*Required work*
How many lines in the records below contain the word "antichimica"? Give only the number.

(Stored records)
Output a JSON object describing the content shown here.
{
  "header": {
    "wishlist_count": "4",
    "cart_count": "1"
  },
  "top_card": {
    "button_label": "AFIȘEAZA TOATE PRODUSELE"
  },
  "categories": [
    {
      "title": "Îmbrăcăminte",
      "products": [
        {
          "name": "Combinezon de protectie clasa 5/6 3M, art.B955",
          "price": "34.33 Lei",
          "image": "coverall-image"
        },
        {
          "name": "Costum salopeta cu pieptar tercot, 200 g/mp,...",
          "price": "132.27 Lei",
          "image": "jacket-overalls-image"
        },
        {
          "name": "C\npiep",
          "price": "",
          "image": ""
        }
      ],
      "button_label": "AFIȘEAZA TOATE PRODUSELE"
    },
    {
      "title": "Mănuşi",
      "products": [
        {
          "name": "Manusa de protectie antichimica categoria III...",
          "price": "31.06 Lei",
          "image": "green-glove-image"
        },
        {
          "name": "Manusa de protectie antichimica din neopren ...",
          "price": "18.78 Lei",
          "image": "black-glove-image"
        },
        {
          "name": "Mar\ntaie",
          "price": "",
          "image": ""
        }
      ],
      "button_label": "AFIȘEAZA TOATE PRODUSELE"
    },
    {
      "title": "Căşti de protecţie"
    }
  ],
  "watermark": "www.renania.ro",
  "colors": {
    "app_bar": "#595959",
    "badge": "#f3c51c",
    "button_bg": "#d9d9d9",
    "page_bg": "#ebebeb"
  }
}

*Output of the exercise*
2